_What needs to be done_.
Leave out the pictures and transcribe the rest of the records exactly.
==== Record extracts ====
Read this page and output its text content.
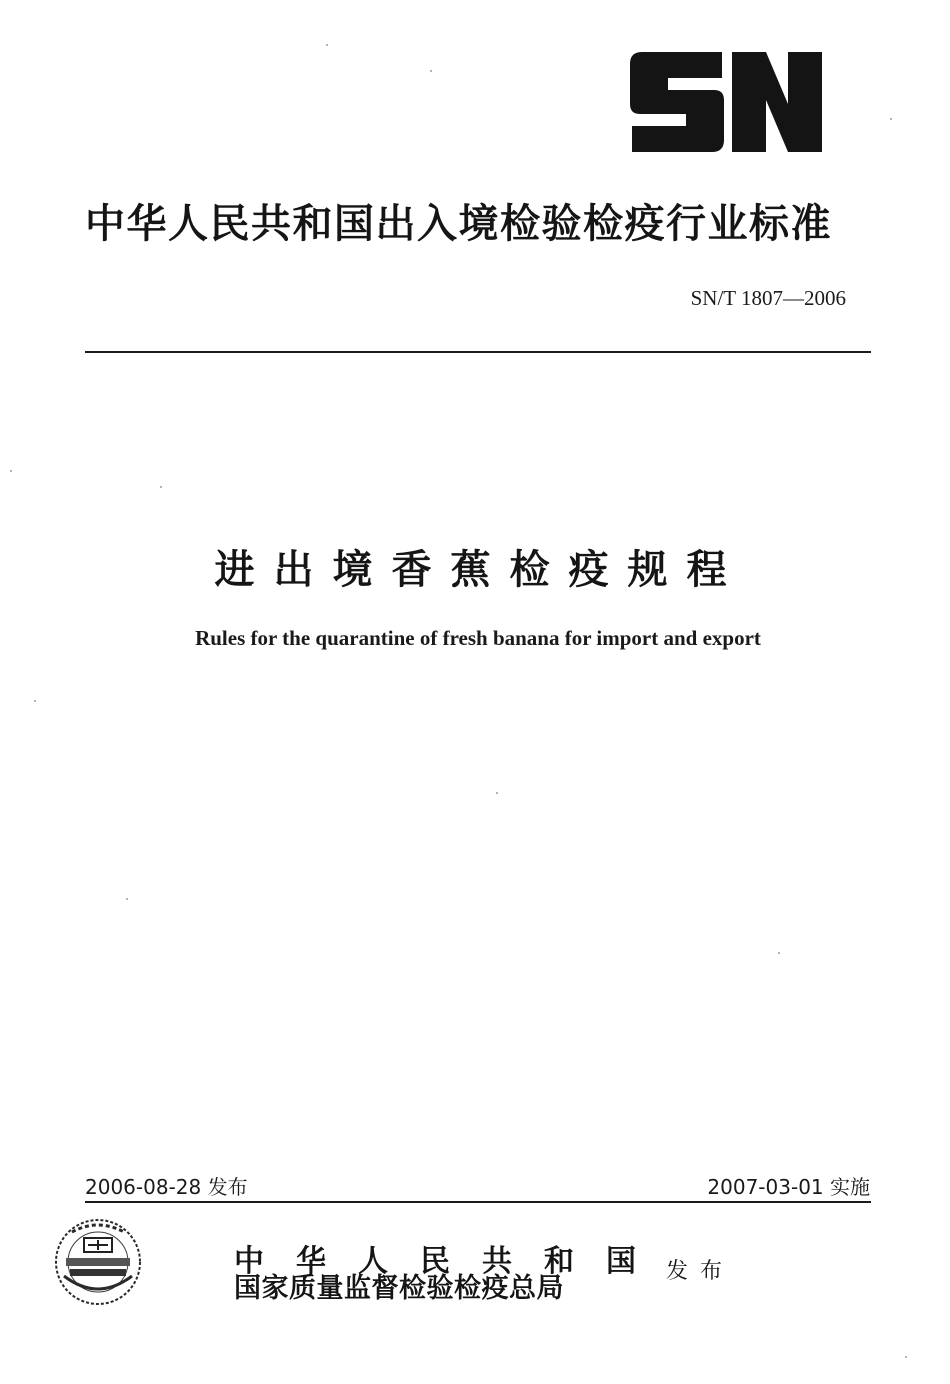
中华人民共和国出入境检验检疫行业标准
SN/T 1807—2006
进出境香蕉检疫规程
Rules for the quarantine of fresh banana for import and export
2006-08-28 发布	2007-03-01 实施
中华人民共和国
国家质量监督检验检疫总局
发布
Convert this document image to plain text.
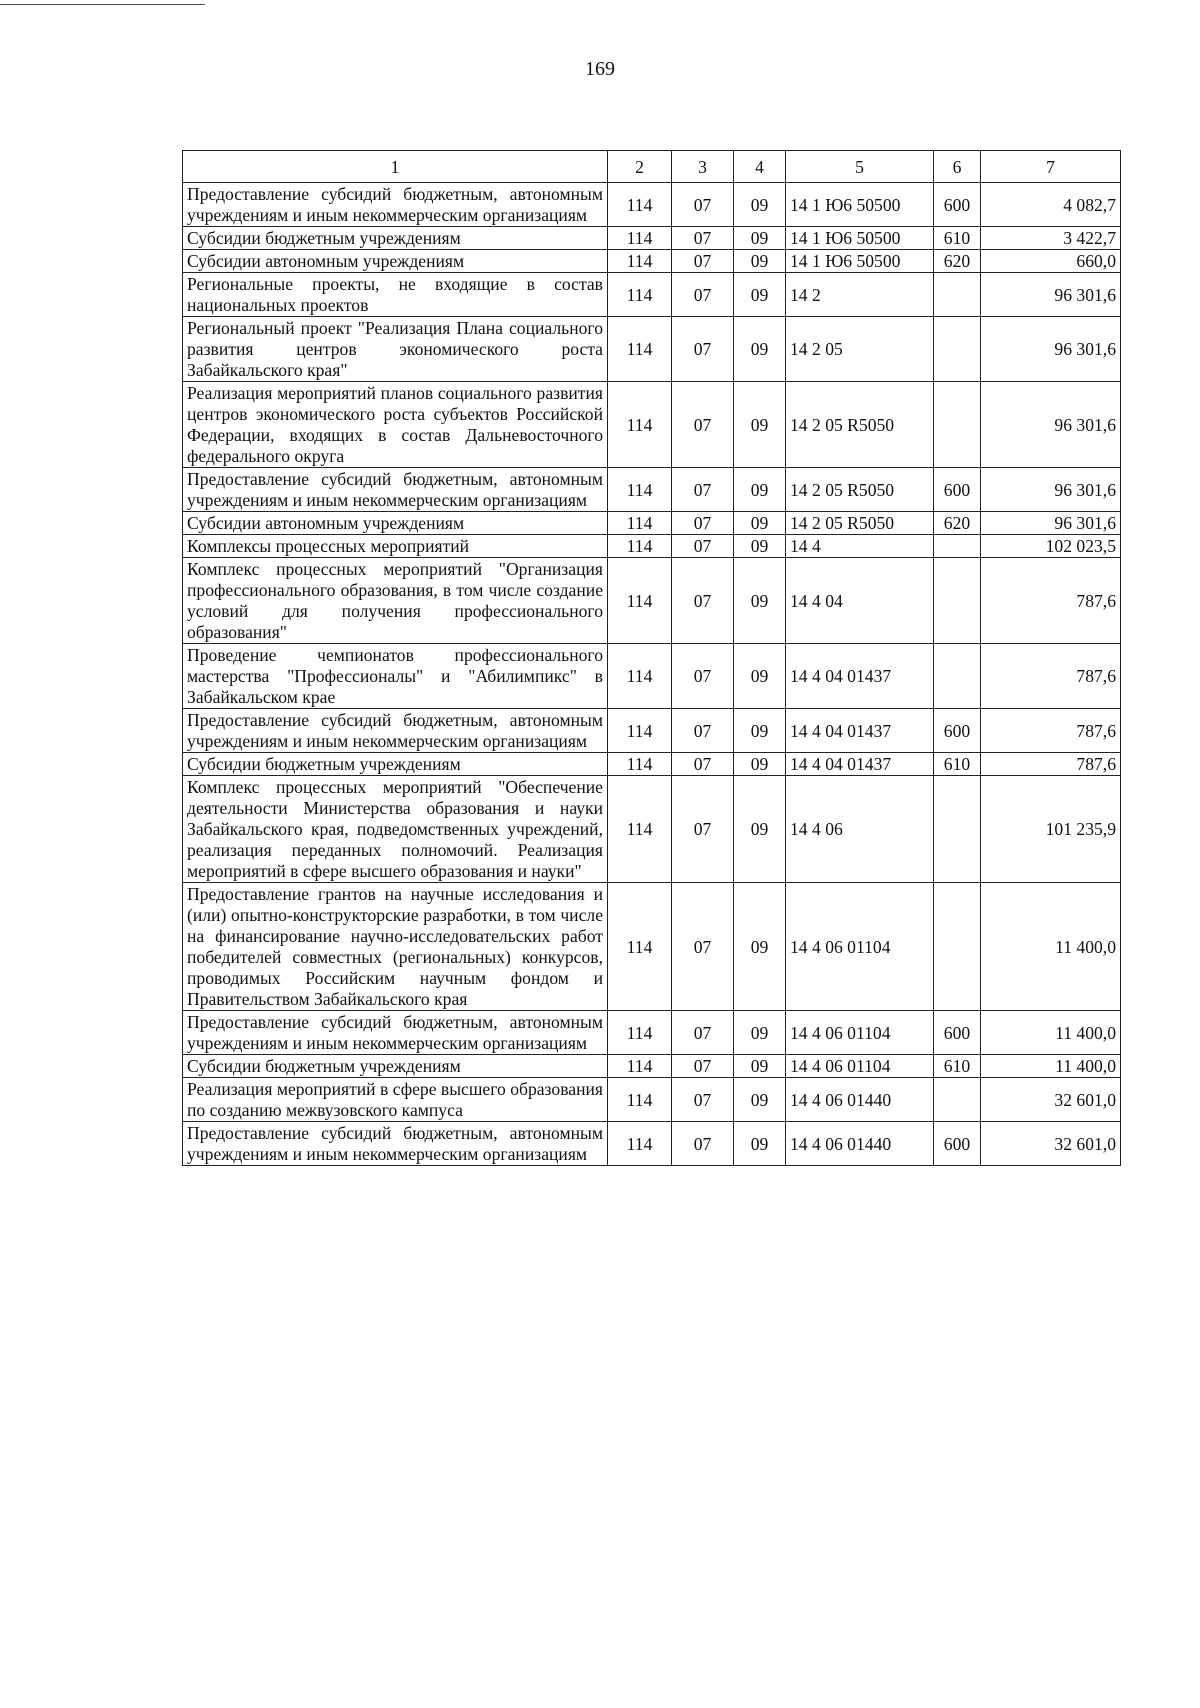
169
1	2	3	4	5	6	7
Предоставление субсидий бюджетным, автономным учреждениям и иным некоммерческим организациям	114	07	09	14 1 Ю6 50500	600	4 082,7
Субсидии бюджетным учреждениям	114	07	09	14 1 Ю6 50500	610	3 422,7
Субсидии автономным учреждениям	114	07	09	14 1 Ю6 50500	620	660,0
Региональные проекты, не входящие в состав национальных проектов	114	07	09	14 2		96 301,6
Региональный проект "Реализация Плана социального развития центров экономического роста Забайкальского края"	114	07	09	14 2 05		96 301,6
Реализация мероприятий планов социального развития центров экономического роста субъектов Российской Федерации, входящих в состав Дальневосточного федерального округа	114	07	09	14 2 05 R5050		96 301,6
Предоставление субсидий бюджетным, автономным учреждениям и иным некоммерческим организациям	114	07	09	14 2 05 R5050	600	96 301,6
Субсидии автономным учреждениям	114	07	09	14 2 05 R5050	620	96 301,6
Комплексы процессных мероприятий	114	07	09	14 4		102 023,5
Комплекс процессных мероприятий "Организация профессионального образования, в том числе создание условий для получения профессионального образования"	114	07	09	14 4 04		787,6
Проведение чемпионатов профессионального мастерства "Профессионалы" и "Абилимпикс" в Забайкальском крае	114	07	09	14 4 04 01437		787,6
Предоставление субсидий бюджетным, автономным учреждениям и иным некоммерческим организациям	114	07	09	14 4 04 01437	600	787,6
Субсидии бюджетным учреждениям	114	07	09	14 4 04 01437	610	787,6
Комплекс процессных мероприятий "Обеспечение деятельности Министерства образования и науки Забайкальского края, подведомственных учреждений, реализация переданных полномочий. Реализация мероприятий в сфере высшего образования и науки"	114	07	09	14 4 06		101 235,9
Предоставление грантов на научные исследования и (или) опытно-конструкторские разработки, в том числе на финансирование научно-исследовательских работ победителей совместных (региональных) конкурсов, проводимых Российским научным фондом и Правительством Забайкальского края	114	07	09	14 4 06 01104		11 400,0
Предоставление субсидий бюджетным, автономным учреждениям и иным некоммерческим организациям	114	07	09	14 4 06 01104	600	11 400,0
Субсидии бюджетным учреждениям	114	07	09	14 4 06 01104	610	11 400,0
Реализация мероприятий в сфере высшего образования по созданию межвузовского кампуса	114	07	09	14 4 06 01440		32 601,0
Предоставление субсидий бюджетным, автономным учреждениям и иным некоммерческим организациям	114	07	09	14 4 06 01440	600	32 601,0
====
_Written response_.
Read this page and output its text content.
中华人民共和国出入境检验检疫行业标准
SN/T 1807—2006
进出境香蕉检疫规程
Rules for the quarantine of fresh banana for import and export
2006-08-28 发布	2007-03-01 实施
中华人民共和国
国家质量监督检验检疫总局
发布
Convert this document image to plain text.
169
1	2	3	4	5	6	7
Предоставление субсидий бюджетным, автономным учреждениям и иным некоммерческим организациям	114	07	09	14 1 Ю6 50500	600	4 082,7
Субсидии бюджетным учреждениям	114	07	09	14 1 Ю6 50500	610	3 422,7
Субсидии автономным учреждениям	114	07	09	14 1 Ю6 50500	620	660,0
Региональные проекты, не входящие в состав национальных проектов	114	07	09	14 2		96 301,6
Региональный проект "Реализация Плана социального развития центров экономического роста Забайкальского края"	114	07	09	14 2 05		96 301,6
Реализация мероприятий планов социального развития центров экономического роста субъектов Российской Федерации, входящих в состав Дальневосточного федерального округа	114	07	09	14 2 05 R5050		96 301,6
Предоставление субсидий бюджетным, автономным учреждениям и иным некоммерческим организациям	114	07	09	14 2 05 R5050	600	96 301,6
Субсидии автономным учреждениям	114	07	09	14 2 05 R5050	620	96 301,6
Комплексы процессных мероприятий	114	07	09	14 4		102 023,5
Комплекс процессных мероприятий "Организация профессионального образования, в том числе создание условий для получения профессионального образования"	114	07	09	14 4 04		787,6
Проведение чемпионатов профессионального мастерства "Профессионалы" и "Абилимпикс" в Забайкальском крае	114	07	09	14 4 04 01437		787,6
Предоставление субсидий бюджетным, автономным учреждениям и иным некоммерческим организациям	114	07	09	14 4 04 01437	600	787,6
Субсидии бюджетным учреждениям	114	07	09	14 4 04 01437	610	787,6
Комплекс процессных мероприятий "Обеспечение деятельности Министерства образования и науки Забайкальского края, подведомственных учреждений, реализация переданных полномочий. Реализация мероприятий в сфере высшего образования и науки"	114	07	09	14 4 06		101 235,9
Предоставление грантов на научные исследования и (или) опытно-конструкторские разработки, в том числе на финансирование научно-исследовательских работ победителей совместных (региональных) конкурсов, проводимых Российским научным фондом и Правительством Забайкальского края	114	07	09	14 4 06 01104		11 400,0
Предоставление субсидий бюджетным, автономным учреждениям и иным некоммерческим организациям	114	07	09	14 4 06 01104	600	11 400,0
Субсидии бюджетным учреждениям	114	07	09	14 4 06 01104	610	11 400,0
Реализация мероприятий в сфере высшего образования по созданию межвузовского кампуса	114	07	09	14 4 06 01440		32 601,0
Предоставление субсидий бюджетным, автономным учреждениям и иным некоммерческим организациям	114	07	09	14 4 06 01440	600	32 601,0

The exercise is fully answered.